> _Exercise goal_: All of the data needs to be repeated exactly.

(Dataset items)
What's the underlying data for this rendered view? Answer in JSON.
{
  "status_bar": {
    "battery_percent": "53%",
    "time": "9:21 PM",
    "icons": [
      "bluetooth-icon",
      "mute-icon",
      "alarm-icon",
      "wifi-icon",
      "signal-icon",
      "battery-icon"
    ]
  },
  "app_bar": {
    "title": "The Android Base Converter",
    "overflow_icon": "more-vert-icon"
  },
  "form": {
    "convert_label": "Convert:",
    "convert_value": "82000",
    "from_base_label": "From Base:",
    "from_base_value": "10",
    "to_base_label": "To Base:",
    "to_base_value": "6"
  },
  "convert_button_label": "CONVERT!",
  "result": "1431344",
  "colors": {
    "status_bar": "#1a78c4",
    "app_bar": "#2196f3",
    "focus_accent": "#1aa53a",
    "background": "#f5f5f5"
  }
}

> _Result for this task_:
What's the underlying data for this rendered view? Answer in JSON.
{
  "status_bar": {
    "battery_percent": "53%",
    "time": "9:21 PM",
    "icons": [
      "bluetooth-icon",
      "mute-icon",
      "alarm-icon",
      "wifi-icon",
      "signal-icon",
      "battery-icon"
    ]
  },
  "app_bar": {
    "title": "The Android Base Converter",
    "overflow_icon": "more-vert-icon"
  },
  "form": {
    "convert_label": "Convert:",
    "convert_value": "82000",
    "from_base_label": "From Base:",
    "from_base_value": "10",
    "to_base_label": "To Base:",
    "to_base_value": "6"
  },
  "convert_button_label": "CONVERT!",
  "result": "1431344",
  "colors": {
    "status_bar": "#1a78c4",
    "app_bar": "#2196f3",
    "focus_accent": "#1aa53a",
    "background": "#f5f5f5"
  }
}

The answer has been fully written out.